| TASK MATERIAL |
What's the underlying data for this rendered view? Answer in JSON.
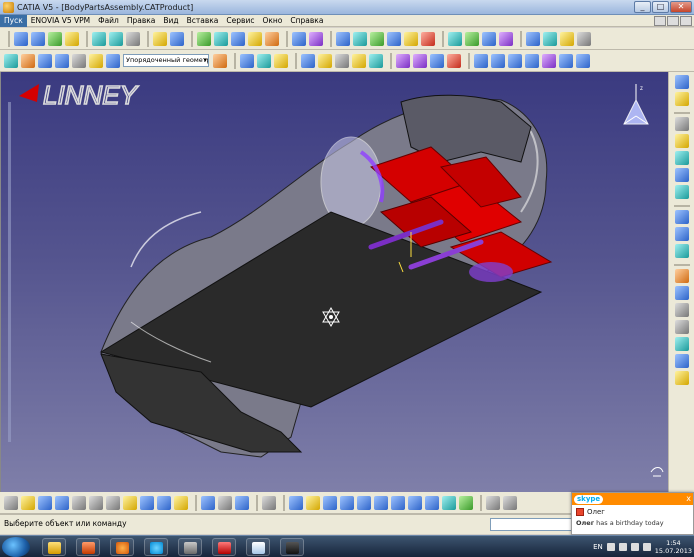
{
  "window": {
    "title": "CATIA V5 - [BodyPartsAssembly.CATProduct]",
    "minimize": "_",
    "maximize": "□",
    "close": "✕"
  },
  "menubar": {
    "items": [
      "Пуск",
      "ENOVIA V5 VPM",
      "Файл",
      "Правка",
      "Вид",
      "Вставка",
      "Сервис",
      "Окно",
      "Справка"
    ]
  },
  "toolbar": {
    "geometry_set_value": "Упорядоченный геометр"
  },
  "viewport": {
    "logo_text": "LINNEY",
    "background_top": "#3a3a80",
    "background_bottom": "#7f7fa9"
  },
  "statusbar": {
    "prompt": "Выберите объект или команду",
    "command_value": ""
  },
  "skype": {
    "brand": "skype",
    "close": "x",
    "contact": "Олег",
    "message_name": "Олег",
    "message_text": "has a birthday today"
  },
  "taskbar": {
    "language": "EN",
    "time": "1:54",
    "date": "15.07.2013"
  },
  "colors": {
    "accent": "#3a6ea5",
    "skype_orange": "#ff8b00",
    "part_red": "#d40000",
    "part_purple": "#7a2ec4"
  }
}
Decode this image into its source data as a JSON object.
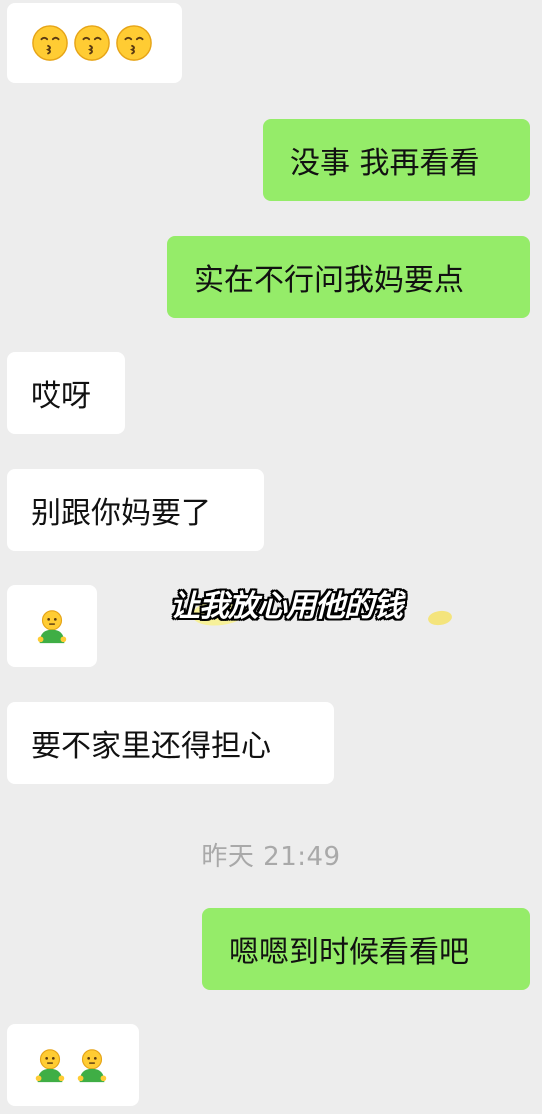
{
  "messages": [
    {
      "side": "left",
      "type": "emoji",
      "emojis": [
        "kissing-face-icon",
        "kissing-face-icon",
        "kissing-face-icon"
      ]
    },
    {
      "side": "right",
      "type": "text",
      "text": "没事 我再看看"
    },
    {
      "side": "right",
      "type": "text",
      "text": "实在不行问我妈要点"
    },
    {
      "side": "left",
      "type": "text",
      "text": "哎呀"
    },
    {
      "side": "left",
      "type": "text",
      "text": "别跟你妈要了"
    },
    {
      "side": "left",
      "type": "emoji",
      "emojis": [
        "green-person-emoji-icon"
      ]
    },
    {
      "side": "left",
      "type": "text",
      "text": "要不家里还得担心"
    },
    {
      "side": "right",
      "type": "text",
      "text": "嗯嗯到时候看看吧"
    },
    {
      "side": "left",
      "type": "emoji",
      "emojis": [
        "green-person-emoji-icon",
        "green-person-emoji-icon"
      ]
    }
  ],
  "timestamp": "昨天 21:49",
  "overlay_caption": "让我放心用他的钱",
  "colors": {
    "background": "#ededed",
    "incoming_bubble": "#ffffff",
    "outgoing_bubble": "#95ec69",
    "timestamp_text": "#a9a9a9"
  }
}
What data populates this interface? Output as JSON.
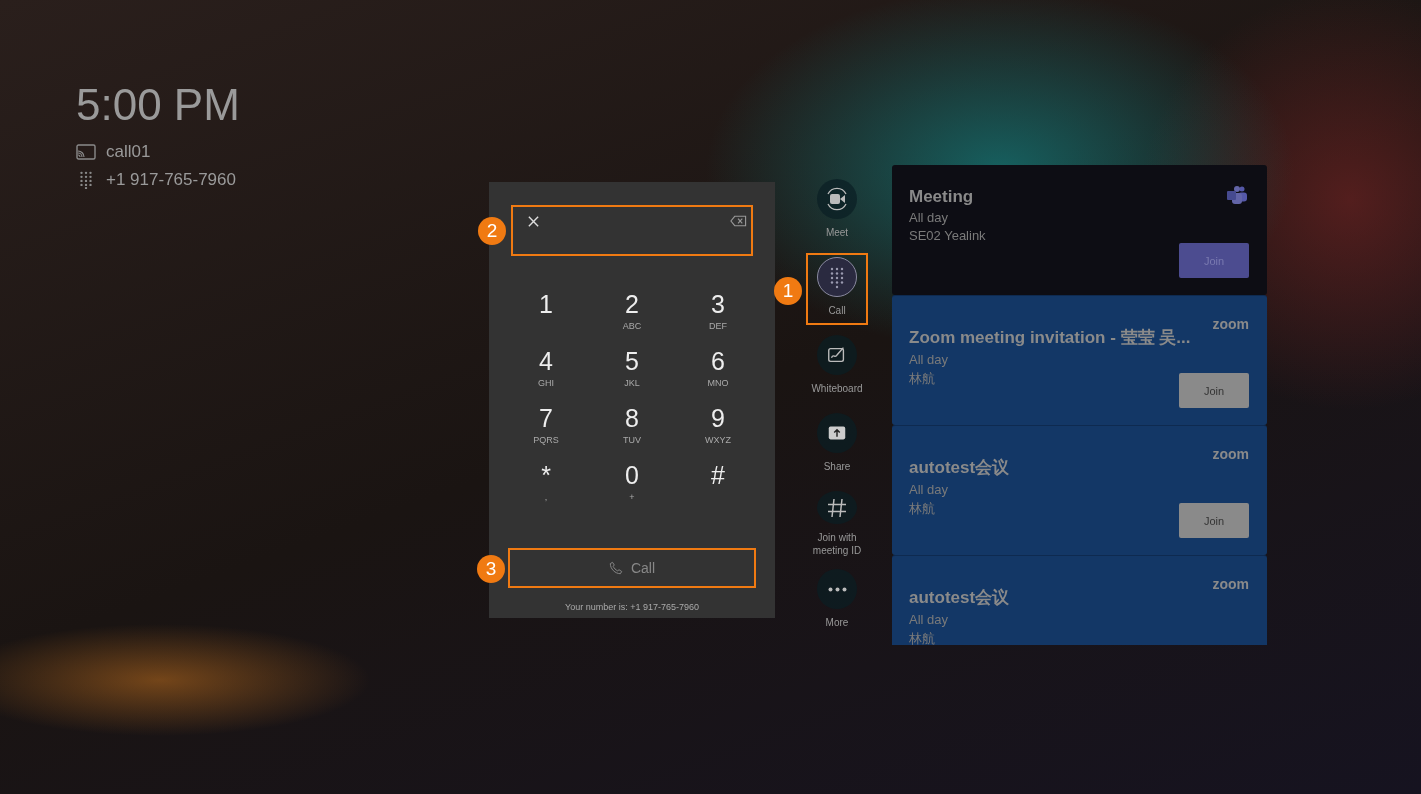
{
  "status": {
    "time": "5:00 PM",
    "device_name": "call01",
    "phone_number": "+1 917-765-7960"
  },
  "dialpad": {
    "input": {
      "callout": "2"
    },
    "keys": [
      {
        "digit": "1"
      },
      {
        "digit": "2",
        "letters": "ABC"
      },
      {
        "digit": "3",
        "letters": "DEF"
      },
      {
        "digit": "4",
        "letters": "GHI"
      },
      {
        "digit": "5",
        "letters": "JKL"
      },
      {
        "digit": "6",
        "letters": "MNO"
      },
      {
        "digit": "7",
        "letters": "PQRS"
      },
      {
        "digit": "8",
        "letters": "TUV"
      },
      {
        "digit": "9",
        "letters": "WXYZ"
      },
      {
        "digit": "*",
        "letters": ","
      },
      {
        "digit": "0",
        "letters": "+"
      },
      {
        "digit": "#"
      }
    ],
    "call_button": {
      "label": "Call",
      "disabled": true,
      "callout": "3"
    },
    "footer": "Your number is: +1 917-765-7960"
  },
  "sidebar": {
    "items": [
      {
        "kind": "meet",
        "label": "Meet",
        "selected": false
      },
      {
        "kind": "call",
        "label": "Call",
        "selected": true,
        "callout": "1"
      },
      {
        "kind": "whiteboard",
        "label": "Whiteboard",
        "selected": false
      },
      {
        "kind": "share",
        "label": "Share",
        "selected": false
      },
      {
        "kind": "meeting-id",
        "label": "Join with meeting ID",
        "selected": false
      },
      {
        "kind": "more",
        "label": "More",
        "selected": false
      }
    ]
  },
  "meetings": [
    {
      "kind": "teams",
      "title": "Meeting",
      "time": "All day",
      "organizer": "SE02 Yealink",
      "join": "Join"
    },
    {
      "kind": "zoom",
      "logo": "zoom",
      "title": "Zoom meeting invitation - 莹莹 吴...",
      "time": "All day",
      "organizer": "林航",
      "join": "Join"
    },
    {
      "kind": "zoom",
      "logo": "zoom",
      "title": "autotest会议",
      "time": "All day",
      "organizer": "林航",
      "join": "Join"
    },
    {
      "kind": "zoom",
      "logo": "zoom",
      "title": "autotest会议",
      "time": "All day",
      "organizer": "林航"
    }
  ]
}
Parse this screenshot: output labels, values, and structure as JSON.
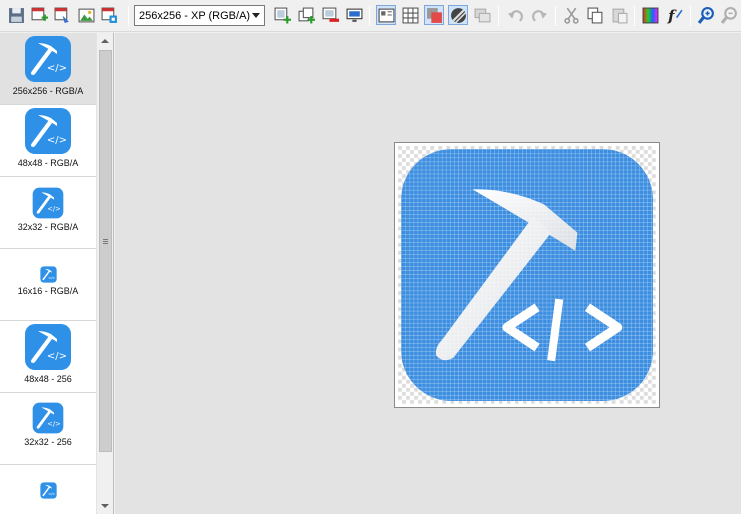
{
  "toolbar": {
    "format_value": "256x256 - XP (RGB/A)",
    "tools": [
      {
        "name": "save",
        "icon": "save-icon"
      },
      {
        "name": "new-image",
        "icon": "new-image-icon"
      },
      {
        "name": "image-properties",
        "icon": "image-properties-icon"
      },
      {
        "name": "import-image",
        "icon": "import-image-icon"
      },
      {
        "name": "export-image",
        "icon": "export-image-icon"
      },
      {
        "name": "add-format",
        "icon": "add-format-icon"
      },
      {
        "name": "duplicate-format",
        "icon": "duplicate-format-icon"
      },
      {
        "name": "delete-format",
        "icon": "delete-format-icon"
      },
      {
        "name": "test-icon",
        "icon": "monitor-icon"
      },
      {
        "name": "view-mode",
        "icon": "view-mode-icon"
      },
      {
        "name": "grid",
        "icon": "grid-icon"
      },
      {
        "name": "mask",
        "icon": "mask-icon"
      },
      {
        "name": "background",
        "icon": "background-icon"
      },
      {
        "name": "layers",
        "icon": "layers-icon"
      },
      {
        "name": "undo",
        "icon": "undo-icon"
      },
      {
        "name": "redo",
        "icon": "redo-icon"
      },
      {
        "name": "cut",
        "icon": "scissors-icon"
      },
      {
        "name": "copy",
        "icon": "copy-icon"
      },
      {
        "name": "paste",
        "icon": "paste-icon"
      },
      {
        "name": "palette",
        "icon": "palette-icon"
      },
      {
        "name": "filter",
        "icon": "function-icon"
      },
      {
        "name": "zoom-in",
        "icon": "zoom-in-icon"
      },
      {
        "name": "zoom-out",
        "icon": "zoom-out-icon"
      }
    ]
  },
  "image_list": {
    "selected_index": 0,
    "items": [
      {
        "label": "256x256 - RGB/A"
      },
      {
        "label": "48x48 - RGB/A"
      },
      {
        "label": "32x32 - RGB/A"
      },
      {
        "label": "16x16 - RGB/A"
      },
      {
        "label": "48x48 - 256"
      },
      {
        "label": "32x32 - 256"
      },
      {
        "label": ""
      }
    ]
  },
  "icon_glyph": {
    "code_text": "</>"
  },
  "colors": {
    "icon_blue": "#2f90e8",
    "icon_blue_canvas": "#3c8ee0",
    "selection_bg": "#e1e1e1",
    "canvas_bg": "#e3e3e3",
    "toolbar_bg": "#f0f0f0"
  }
}
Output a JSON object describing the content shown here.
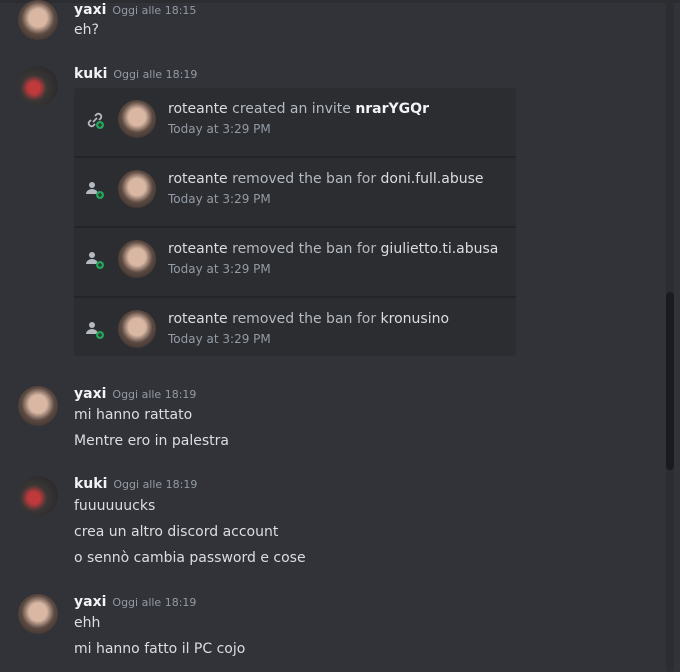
{
  "messages": [
    {
      "author": "yaxi",
      "time": "Oggi alle 18:15",
      "lines": [
        "eh?"
      ]
    },
    {
      "author": "kuki",
      "time": "Oggi alle 18:19",
      "embed": [
        {
          "actor": "roteante",
          "action": "created an invite",
          "target": "nrarYGQr",
          "time": "Today at 3:29 PM",
          "icon": "invite-link-icon"
        },
        {
          "actor": "roteante",
          "action": "removed the ban for",
          "target": "doni.full.abuse",
          "time": "Today at 3:29 PM",
          "icon": "member-add-icon"
        },
        {
          "actor": "roteante",
          "action": "removed the ban for",
          "target": "giulietto.ti.abusa",
          "time": "Today at 3:29 PM",
          "icon": "member-add-icon"
        },
        {
          "actor": "roteante",
          "action": "removed the ban for",
          "target": "kronusino",
          "time": "Today at 3:29 PM",
          "icon": "member-add-icon"
        }
      ]
    },
    {
      "author": "yaxi",
      "time": "Oggi alle 18:19",
      "lines": [
        "mi hanno rattato",
        "Mentre ero in palestra"
      ]
    },
    {
      "author": "kuki",
      "time": "Oggi alle 18:19",
      "lines": [
        "fuuuuuucks",
        "crea un altro discord account",
        "o sennò cambia password e cose"
      ]
    },
    {
      "author": "yaxi",
      "time": "Oggi alle 18:19",
      "lines": [
        "ehh",
        "mi hanno fatto il PC cojo"
      ]
    }
  ],
  "colors": {
    "background": "#313338",
    "embed": "#2b2d31",
    "accent_green": "#23a55a"
  }
}
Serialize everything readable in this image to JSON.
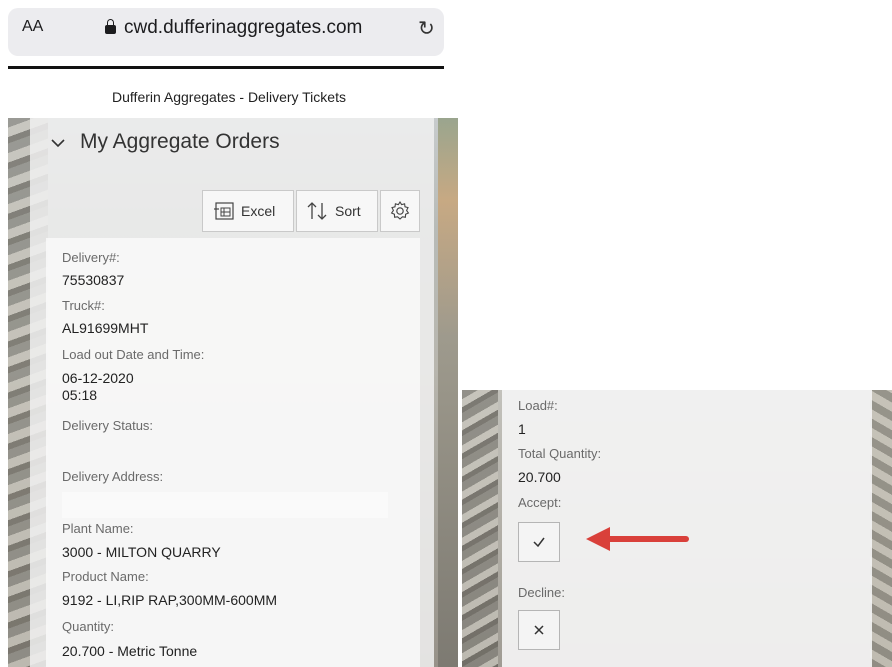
{
  "browser": {
    "text_size_label": "AA",
    "url": "cwd.dufferinaggregates.com",
    "lock_icon": "lock-icon",
    "reload_icon": "reload-icon"
  },
  "app": {
    "title": "Dufferin Aggregates - Delivery Tickets"
  },
  "section": {
    "title": "My Aggregate Orders",
    "collapse_icon": "chevron-down-icon"
  },
  "toolbar": {
    "excel_label": "Excel",
    "sort_label": "Sort",
    "settings_icon": "gear-icon"
  },
  "order": {
    "delivery_label": "Delivery#:",
    "delivery_value": "75530837",
    "truck_label": "Truck#:",
    "truck_value": "AL91699MHT",
    "loadout_label": "Load out Date and Time:",
    "loadout_date": "06-12-2020",
    "loadout_time": "05:18",
    "status_label": "Delivery Status:",
    "status_value": "",
    "address_label": "Delivery Address:",
    "address_value": "",
    "plant_label": "Plant Name:",
    "plant_value": "3000 - MILTON QUARRY",
    "product_label": "Product Name:",
    "product_value": "9192 - LI,RIP RAP,300MM-600MM",
    "quantity_label": "Quantity:",
    "quantity_value": "20.700 - Metric Tonne"
  },
  "detail": {
    "load_label": "Load#:",
    "load_value": "1",
    "total_label": "Total Quantity:",
    "total_value": "20.700",
    "accept_label": "Accept:",
    "accept_icon": "check-icon",
    "decline_label": "Decline:",
    "decline_icon": "close-icon"
  },
  "colors": {
    "annotation_arrow": "#d9403a"
  }
}
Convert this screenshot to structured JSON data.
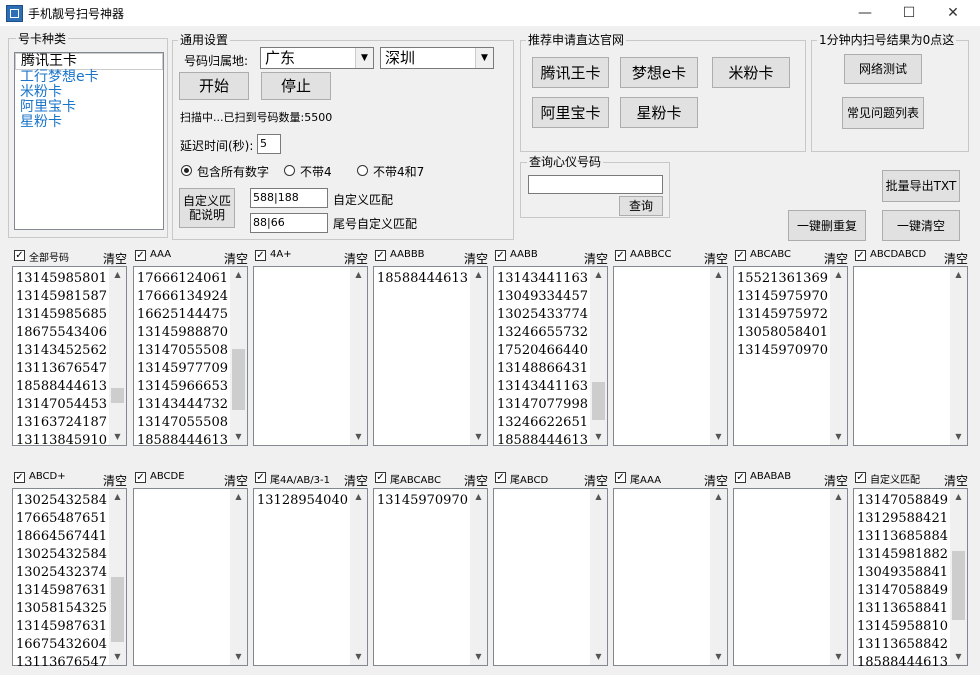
{
  "window": {
    "title": "手机靓号扫号神器",
    "min": "—",
    "max": "☐",
    "close": "✕"
  },
  "card_types": {
    "legend": "号卡种类",
    "items": [
      "腾讯王卡",
      "工行梦想e卡",
      "米粉卡",
      "阿里宝卡",
      "星粉卡"
    ]
  },
  "settings": {
    "legend": "通用设置",
    "region_label": "号码归属地:",
    "province": "广东",
    "city": "深圳",
    "start_button": "开始",
    "stop_button": "停止",
    "status": "扫描中...已扫到号码数量:5500",
    "delay_label": "延迟时间(秒):",
    "delay_value": "5",
    "radio_all": "包含所有数字",
    "radio_no4": "不带4",
    "radio_no47": "不带4和7",
    "custom_desc_button": "自定义匹配说明",
    "custom_match_value": "588|188",
    "custom_match_label": "自定义匹配",
    "tail_match_value": "88|66",
    "tail_match_label": "尾号自定义匹配"
  },
  "recommend": {
    "legend": "推荐申请直达官网",
    "buttons": [
      "腾讯王卡",
      "梦想e卡",
      "米粉卡",
      "阿里宝卡",
      "星粉卡"
    ]
  },
  "help": {
    "legend": "1分钟内扫号结果为0点这",
    "network_test": "网络测试",
    "faq": "常见问题列表"
  },
  "query": {
    "legend": "查询心仪号码",
    "input_value": "",
    "query_button": "查询"
  },
  "actions": {
    "export": "批量导出TXT",
    "dedupe": "一键删重复",
    "clear_all": "一键清空"
  },
  "clear_label": "清空",
  "panels": [
    {
      "title": "全部号码",
      "checked": true,
      "numbers": [
        "13145985801",
        "13145981587",
        "13145985685",
        "18675543406",
        "13143452562",
        "13113676547",
        "18588444613",
        "13147054453",
        "13163724187",
        "13113845910"
      ],
      "thumb": [
        0.72,
        0.1
      ]
    },
    {
      "title": "AAA",
      "checked": true,
      "numbers": [
        "17666124061",
        "17666134924",
        "16625144475",
        "13145988870",
        "13147055508",
        "13145977709",
        "13145966653",
        "13143444732",
        "13147055508",
        "18588444613"
      ],
      "thumb": [
        0.45,
        0.42
      ]
    },
    {
      "title": "4A+",
      "checked": true,
      "numbers": [],
      "thumb": null
    },
    {
      "title": "AABBB",
      "checked": true,
      "numbers": [
        "18588444613"
      ],
      "thumb": null
    },
    {
      "title": "AABB",
      "checked": true,
      "numbers": [
        "13143441163",
        "13049334457",
        "13025433774",
        "13246655732",
        "17520466440",
        "13148866431",
        "13143441163",
        "13147077998",
        "13246622651",
        "18588444613"
      ],
      "thumb": [
        0.68,
        0.26
      ]
    },
    {
      "title": "AABBCC",
      "checked": true,
      "numbers": [],
      "thumb": null
    },
    {
      "title": "ABCABC",
      "checked": true,
      "numbers": [
        "15521361369",
        "13145975970",
        "13145975972",
        "13058058401",
        "13145970970"
      ],
      "thumb": null
    },
    {
      "title": "ABCDABCD",
      "checked": true,
      "numbers": [],
      "thumb": null
    },
    {
      "title": "ABCD+",
      "checked": true,
      "numbers": [
        "13025432584",
        "17665487651",
        "18664567441",
        "13025432584",
        "13025432374",
        "13145987631",
        "13058154325",
        "13145987631",
        "16675432604",
        "13113676547"
      ],
      "thumb": [
        0.5,
        0.45
      ]
    },
    {
      "title": "ABCDE",
      "checked": true,
      "numbers": [],
      "thumb": null
    },
    {
      "title": "尾4A/AB/3-1",
      "checked": true,
      "numbers": [
        "13128954040"
      ],
      "thumb": null
    },
    {
      "title": "尾ABCABC",
      "checked": true,
      "numbers": [
        "13145970970"
      ],
      "thumb": null
    },
    {
      "title": "尾ABCD",
      "checked": true,
      "numbers": [],
      "thumb": null
    },
    {
      "title": "尾AAA",
      "checked": true,
      "numbers": [],
      "thumb": null
    },
    {
      "title": "ABABAB",
      "checked": true,
      "numbers": [],
      "thumb": null
    },
    {
      "title": "自定义匹配",
      "checked": true,
      "numbers": [
        "13147058849",
        "13129588421",
        "13113685884",
        "13145981882",
        "13049358841",
        "13147058849",
        "13113658841",
        "13145958810",
        "13113658842",
        "18588444613"
      ],
      "thumb": [
        0.32,
        0.48
      ]
    }
  ]
}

| WHAT YOU SHOULD DO |
How many lines of the entries above hold the string "close"? Reply with the number alone.

| FINISHED TASK |
4